◆ Provided records:
** start **

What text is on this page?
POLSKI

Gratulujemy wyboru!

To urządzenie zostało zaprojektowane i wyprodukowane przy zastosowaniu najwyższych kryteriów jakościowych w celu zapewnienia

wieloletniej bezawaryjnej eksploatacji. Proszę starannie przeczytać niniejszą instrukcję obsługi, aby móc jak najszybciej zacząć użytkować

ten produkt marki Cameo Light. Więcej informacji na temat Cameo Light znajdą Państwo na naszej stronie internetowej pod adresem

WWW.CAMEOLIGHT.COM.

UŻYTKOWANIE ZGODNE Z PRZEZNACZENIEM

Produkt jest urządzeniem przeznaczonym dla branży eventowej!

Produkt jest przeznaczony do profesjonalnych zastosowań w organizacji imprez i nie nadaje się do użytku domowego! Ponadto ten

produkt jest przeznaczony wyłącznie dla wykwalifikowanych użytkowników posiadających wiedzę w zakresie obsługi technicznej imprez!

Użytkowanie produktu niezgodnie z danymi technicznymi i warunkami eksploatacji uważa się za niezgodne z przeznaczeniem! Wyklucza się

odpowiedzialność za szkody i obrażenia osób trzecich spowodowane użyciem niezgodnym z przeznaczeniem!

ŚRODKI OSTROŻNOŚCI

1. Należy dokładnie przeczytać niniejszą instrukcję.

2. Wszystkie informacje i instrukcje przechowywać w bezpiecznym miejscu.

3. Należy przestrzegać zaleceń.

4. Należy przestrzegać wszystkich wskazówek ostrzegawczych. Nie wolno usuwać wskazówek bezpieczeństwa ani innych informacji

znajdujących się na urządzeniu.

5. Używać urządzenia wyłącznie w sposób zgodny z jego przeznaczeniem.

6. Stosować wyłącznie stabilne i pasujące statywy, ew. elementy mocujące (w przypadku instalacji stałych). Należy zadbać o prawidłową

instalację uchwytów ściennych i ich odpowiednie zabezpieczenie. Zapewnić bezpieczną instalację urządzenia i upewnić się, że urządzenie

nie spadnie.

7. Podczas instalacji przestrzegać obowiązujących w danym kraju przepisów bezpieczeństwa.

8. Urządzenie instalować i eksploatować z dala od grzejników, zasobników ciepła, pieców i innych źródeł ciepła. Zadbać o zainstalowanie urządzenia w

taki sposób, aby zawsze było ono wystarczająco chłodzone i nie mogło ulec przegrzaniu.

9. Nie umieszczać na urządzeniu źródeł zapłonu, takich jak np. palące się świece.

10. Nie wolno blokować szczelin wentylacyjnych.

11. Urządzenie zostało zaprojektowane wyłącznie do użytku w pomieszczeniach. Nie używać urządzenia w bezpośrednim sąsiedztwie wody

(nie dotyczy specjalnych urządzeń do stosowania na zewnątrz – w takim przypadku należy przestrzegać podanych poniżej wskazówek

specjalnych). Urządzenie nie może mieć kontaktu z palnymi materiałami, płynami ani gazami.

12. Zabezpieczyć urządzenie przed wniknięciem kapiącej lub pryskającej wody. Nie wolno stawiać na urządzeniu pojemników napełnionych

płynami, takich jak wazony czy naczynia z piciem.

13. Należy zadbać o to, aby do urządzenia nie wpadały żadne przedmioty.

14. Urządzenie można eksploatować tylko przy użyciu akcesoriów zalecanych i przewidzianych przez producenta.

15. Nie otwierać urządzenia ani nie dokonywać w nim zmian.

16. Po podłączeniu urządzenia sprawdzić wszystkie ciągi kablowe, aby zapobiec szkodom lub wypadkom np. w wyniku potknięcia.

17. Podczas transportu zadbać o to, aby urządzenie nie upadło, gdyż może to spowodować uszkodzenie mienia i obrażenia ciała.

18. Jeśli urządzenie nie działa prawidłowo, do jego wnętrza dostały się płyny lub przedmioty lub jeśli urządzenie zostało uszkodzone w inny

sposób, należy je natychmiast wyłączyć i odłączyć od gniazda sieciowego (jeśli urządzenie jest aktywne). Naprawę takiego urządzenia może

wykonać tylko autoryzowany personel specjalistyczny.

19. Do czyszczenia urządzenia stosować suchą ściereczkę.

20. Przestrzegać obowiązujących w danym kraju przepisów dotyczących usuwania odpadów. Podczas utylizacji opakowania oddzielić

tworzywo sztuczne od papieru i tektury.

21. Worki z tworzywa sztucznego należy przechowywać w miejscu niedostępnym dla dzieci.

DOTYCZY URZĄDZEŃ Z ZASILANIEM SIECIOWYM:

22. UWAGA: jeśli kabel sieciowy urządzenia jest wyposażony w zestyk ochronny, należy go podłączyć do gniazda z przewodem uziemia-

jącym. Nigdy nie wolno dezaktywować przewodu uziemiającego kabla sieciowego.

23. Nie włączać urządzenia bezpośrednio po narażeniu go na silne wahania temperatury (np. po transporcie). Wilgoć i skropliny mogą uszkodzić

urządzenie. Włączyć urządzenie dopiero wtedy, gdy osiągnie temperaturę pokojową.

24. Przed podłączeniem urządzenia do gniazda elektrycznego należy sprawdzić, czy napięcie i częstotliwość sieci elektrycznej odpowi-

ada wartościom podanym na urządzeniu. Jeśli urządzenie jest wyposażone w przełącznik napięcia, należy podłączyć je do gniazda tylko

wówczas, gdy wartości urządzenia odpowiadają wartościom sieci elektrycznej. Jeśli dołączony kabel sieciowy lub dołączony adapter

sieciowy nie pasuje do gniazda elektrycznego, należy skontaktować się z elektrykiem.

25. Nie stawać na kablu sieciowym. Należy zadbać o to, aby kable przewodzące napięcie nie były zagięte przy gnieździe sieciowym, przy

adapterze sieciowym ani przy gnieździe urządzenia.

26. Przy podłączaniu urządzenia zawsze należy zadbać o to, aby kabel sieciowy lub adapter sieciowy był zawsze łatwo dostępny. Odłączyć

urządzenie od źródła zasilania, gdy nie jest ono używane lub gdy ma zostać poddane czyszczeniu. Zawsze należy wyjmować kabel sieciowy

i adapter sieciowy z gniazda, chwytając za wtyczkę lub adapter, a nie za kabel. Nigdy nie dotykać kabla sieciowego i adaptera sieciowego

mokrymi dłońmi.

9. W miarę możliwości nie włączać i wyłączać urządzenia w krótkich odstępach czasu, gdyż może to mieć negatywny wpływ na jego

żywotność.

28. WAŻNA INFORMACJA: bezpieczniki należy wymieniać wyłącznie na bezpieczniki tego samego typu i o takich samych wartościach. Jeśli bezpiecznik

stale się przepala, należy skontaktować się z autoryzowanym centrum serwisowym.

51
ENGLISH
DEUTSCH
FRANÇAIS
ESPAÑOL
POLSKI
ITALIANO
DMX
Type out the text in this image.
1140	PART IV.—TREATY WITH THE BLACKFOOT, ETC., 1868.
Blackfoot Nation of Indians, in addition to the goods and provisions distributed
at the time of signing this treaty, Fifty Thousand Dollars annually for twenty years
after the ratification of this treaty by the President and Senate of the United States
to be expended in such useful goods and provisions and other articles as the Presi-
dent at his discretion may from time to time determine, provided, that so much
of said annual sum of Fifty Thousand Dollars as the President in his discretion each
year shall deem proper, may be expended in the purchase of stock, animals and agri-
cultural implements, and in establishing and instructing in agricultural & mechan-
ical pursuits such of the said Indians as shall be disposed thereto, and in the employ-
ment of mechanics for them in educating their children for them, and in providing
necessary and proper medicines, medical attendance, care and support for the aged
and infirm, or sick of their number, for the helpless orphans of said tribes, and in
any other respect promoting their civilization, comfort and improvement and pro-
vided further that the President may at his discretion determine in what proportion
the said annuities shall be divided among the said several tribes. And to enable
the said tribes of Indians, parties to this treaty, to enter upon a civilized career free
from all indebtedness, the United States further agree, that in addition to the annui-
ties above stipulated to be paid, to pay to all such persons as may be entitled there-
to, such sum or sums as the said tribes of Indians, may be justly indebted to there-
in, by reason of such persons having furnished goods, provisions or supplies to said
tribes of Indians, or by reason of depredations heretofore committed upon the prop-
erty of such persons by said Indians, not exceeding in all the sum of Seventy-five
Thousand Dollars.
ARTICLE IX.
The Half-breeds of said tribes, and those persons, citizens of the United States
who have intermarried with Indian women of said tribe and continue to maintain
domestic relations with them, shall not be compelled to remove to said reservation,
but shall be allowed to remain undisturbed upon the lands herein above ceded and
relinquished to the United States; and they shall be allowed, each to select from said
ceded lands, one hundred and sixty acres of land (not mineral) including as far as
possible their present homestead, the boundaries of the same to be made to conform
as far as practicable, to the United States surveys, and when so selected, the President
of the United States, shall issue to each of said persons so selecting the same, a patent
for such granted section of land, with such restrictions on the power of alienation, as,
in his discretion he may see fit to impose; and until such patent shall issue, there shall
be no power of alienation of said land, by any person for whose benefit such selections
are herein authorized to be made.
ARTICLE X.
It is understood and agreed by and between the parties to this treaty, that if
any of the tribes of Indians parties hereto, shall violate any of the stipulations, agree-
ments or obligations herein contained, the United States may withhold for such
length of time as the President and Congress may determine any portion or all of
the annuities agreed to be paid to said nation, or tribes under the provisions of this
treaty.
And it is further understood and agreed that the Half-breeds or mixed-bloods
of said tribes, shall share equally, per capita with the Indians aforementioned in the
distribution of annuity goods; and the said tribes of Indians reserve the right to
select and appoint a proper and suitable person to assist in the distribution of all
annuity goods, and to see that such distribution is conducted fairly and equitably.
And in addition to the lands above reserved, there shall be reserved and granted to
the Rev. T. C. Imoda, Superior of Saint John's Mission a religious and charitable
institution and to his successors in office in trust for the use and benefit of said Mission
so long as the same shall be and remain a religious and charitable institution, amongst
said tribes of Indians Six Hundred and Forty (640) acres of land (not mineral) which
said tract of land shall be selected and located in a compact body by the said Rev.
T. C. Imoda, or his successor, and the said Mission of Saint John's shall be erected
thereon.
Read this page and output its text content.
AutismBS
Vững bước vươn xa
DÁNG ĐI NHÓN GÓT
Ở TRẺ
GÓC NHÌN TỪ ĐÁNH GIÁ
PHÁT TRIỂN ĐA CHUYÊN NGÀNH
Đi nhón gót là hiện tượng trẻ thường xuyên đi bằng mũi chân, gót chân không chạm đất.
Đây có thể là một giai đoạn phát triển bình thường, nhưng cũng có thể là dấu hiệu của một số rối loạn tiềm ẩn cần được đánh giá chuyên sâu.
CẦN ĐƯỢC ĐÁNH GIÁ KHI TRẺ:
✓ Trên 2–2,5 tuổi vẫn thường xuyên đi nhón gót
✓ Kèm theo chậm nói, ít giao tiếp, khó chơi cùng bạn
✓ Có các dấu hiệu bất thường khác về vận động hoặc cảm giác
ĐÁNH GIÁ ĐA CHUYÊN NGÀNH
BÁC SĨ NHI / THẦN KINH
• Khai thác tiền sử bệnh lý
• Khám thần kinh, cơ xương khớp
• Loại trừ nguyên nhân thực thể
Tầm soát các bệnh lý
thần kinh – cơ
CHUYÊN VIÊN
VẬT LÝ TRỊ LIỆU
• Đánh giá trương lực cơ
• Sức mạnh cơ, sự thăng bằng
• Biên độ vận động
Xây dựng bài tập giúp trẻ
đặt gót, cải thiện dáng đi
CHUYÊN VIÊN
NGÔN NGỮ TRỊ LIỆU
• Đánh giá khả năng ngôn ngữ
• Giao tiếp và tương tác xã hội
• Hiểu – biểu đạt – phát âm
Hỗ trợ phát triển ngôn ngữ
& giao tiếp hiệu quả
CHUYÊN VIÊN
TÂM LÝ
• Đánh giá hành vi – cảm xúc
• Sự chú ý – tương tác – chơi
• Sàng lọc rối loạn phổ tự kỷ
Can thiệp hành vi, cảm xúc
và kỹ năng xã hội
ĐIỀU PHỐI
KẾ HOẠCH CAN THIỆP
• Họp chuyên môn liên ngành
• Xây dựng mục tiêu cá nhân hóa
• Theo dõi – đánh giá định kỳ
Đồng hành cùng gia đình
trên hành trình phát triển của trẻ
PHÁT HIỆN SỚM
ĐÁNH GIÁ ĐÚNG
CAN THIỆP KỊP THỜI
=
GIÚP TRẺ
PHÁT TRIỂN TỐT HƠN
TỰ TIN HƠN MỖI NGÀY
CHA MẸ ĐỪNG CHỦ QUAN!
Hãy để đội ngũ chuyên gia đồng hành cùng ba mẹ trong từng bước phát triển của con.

** end **

◆ Exercise: Lines that include the word "innych" are to be extracted from the data above.

◆ Response to the exercise:
4. Należy przestrzegać wszystkich wskazówek ostrzegawczych. Nie wolno usuwać wskazówek bezpieczeństwa ani innych informacji
8. Urządzenie instalować i eksploatować z dala od grzejników, zasobników ciepła, pieców i innych źródeł ciepła. Zadbać o zainstalowanie urządzenia w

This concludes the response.